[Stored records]
########################################
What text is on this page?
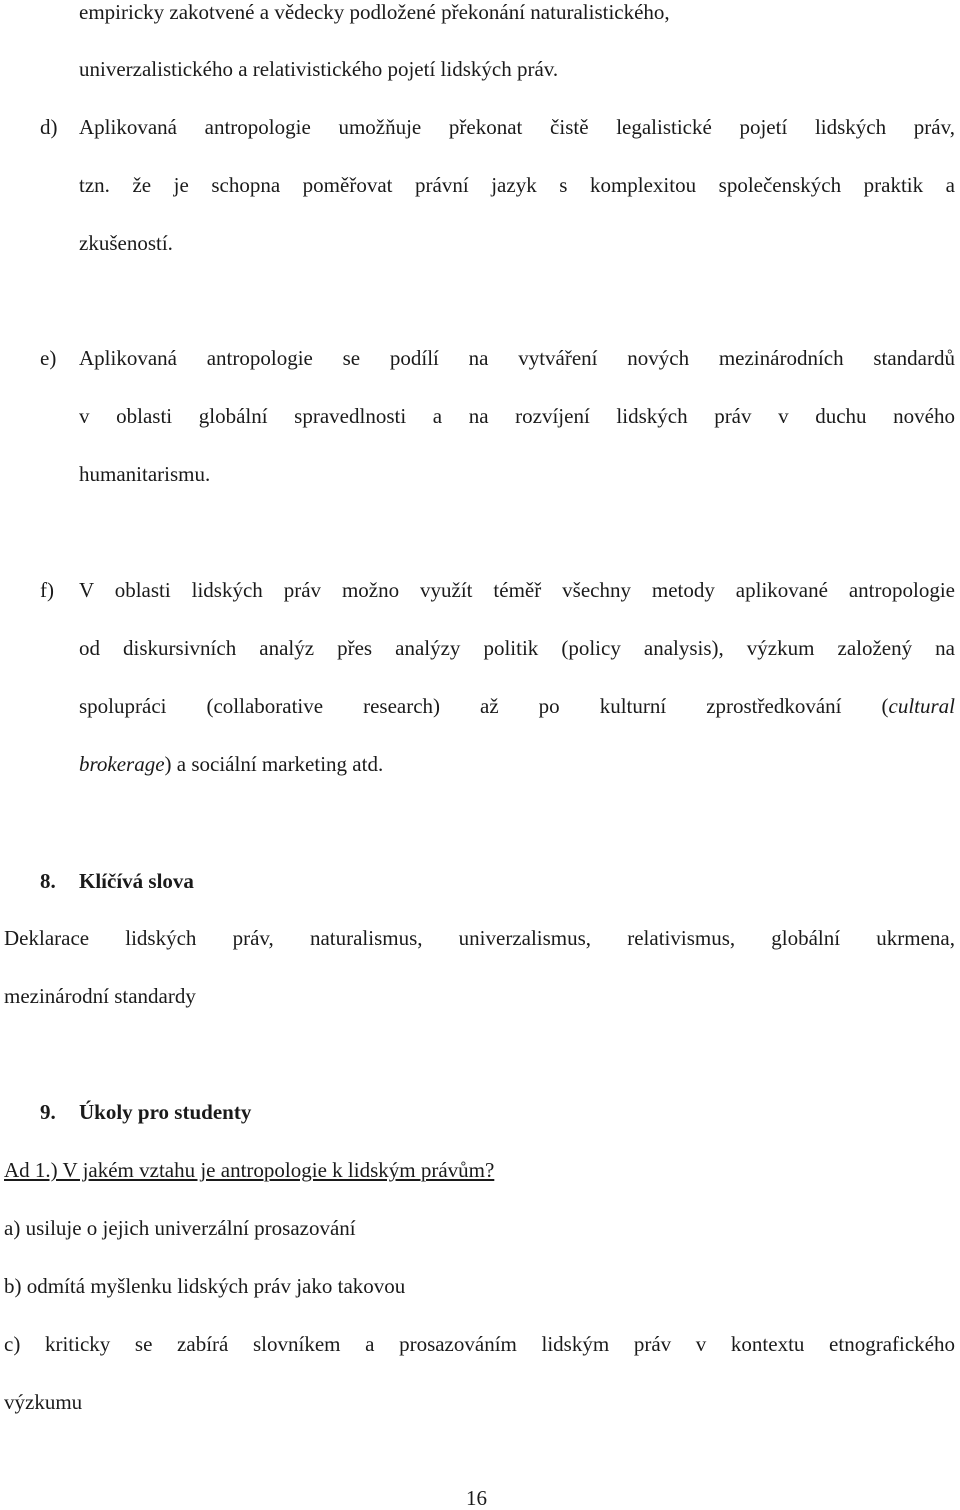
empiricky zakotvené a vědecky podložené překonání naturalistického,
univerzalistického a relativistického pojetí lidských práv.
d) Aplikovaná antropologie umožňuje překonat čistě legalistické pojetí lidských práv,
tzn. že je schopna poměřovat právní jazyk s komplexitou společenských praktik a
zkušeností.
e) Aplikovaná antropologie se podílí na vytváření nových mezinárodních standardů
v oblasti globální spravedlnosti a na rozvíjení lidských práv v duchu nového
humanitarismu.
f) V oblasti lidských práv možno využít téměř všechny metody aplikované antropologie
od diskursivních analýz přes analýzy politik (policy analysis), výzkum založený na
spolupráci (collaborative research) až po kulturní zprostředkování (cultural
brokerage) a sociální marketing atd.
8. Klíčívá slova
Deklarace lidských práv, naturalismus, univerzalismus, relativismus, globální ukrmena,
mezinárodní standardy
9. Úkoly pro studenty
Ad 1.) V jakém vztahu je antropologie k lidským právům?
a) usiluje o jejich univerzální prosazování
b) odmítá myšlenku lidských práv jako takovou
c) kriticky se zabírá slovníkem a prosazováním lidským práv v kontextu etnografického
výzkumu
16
########################################
:: What is required ::
Repeat each record exactly, with the pictures left out.

:: Correct result ::
What text is on this page?
empiricky zakotvené a vědecky podložené překonání naturalistického,
univerzalistického a relativistického pojetí lidských práv.
d) Aplikovaná antropologie umožňuje překonat čistě legalistické pojetí lidských práv,
tzn. že je schopna poměřovat právní jazyk s komplexitou společenských praktik a
zkušeností.
e) Aplikovaná antropologie se podílí na vytváření nových mezinárodních standardů
v oblasti globální spravedlnosti a na rozvíjení lidských práv v duchu nového
humanitarismu.
f) V oblasti lidských práv možno využít téměř všechny metody aplikované antropologie
od diskursivních analýz přes analýzy politik (policy analysis), výzkum založený na
spolupráci (collaborative research) až po kulturní zprostředkování (cultural
brokerage) a sociální marketing atd.
8. Klíčívá slova
Deklarace lidských práv, naturalismus, univerzalismus, relativismus, globální ukrmena,
mezinárodní standardy
9. Úkoly pro studenty
Ad 1.) V jakém vztahu je antropologie k lidským právům?
a) usiluje o jejich univerzální prosazování
b) odmítá myšlenku lidských práv jako takovou
c) kriticky se zabírá slovníkem a prosazováním lidským práv v kontextu etnografického
výzkumu
16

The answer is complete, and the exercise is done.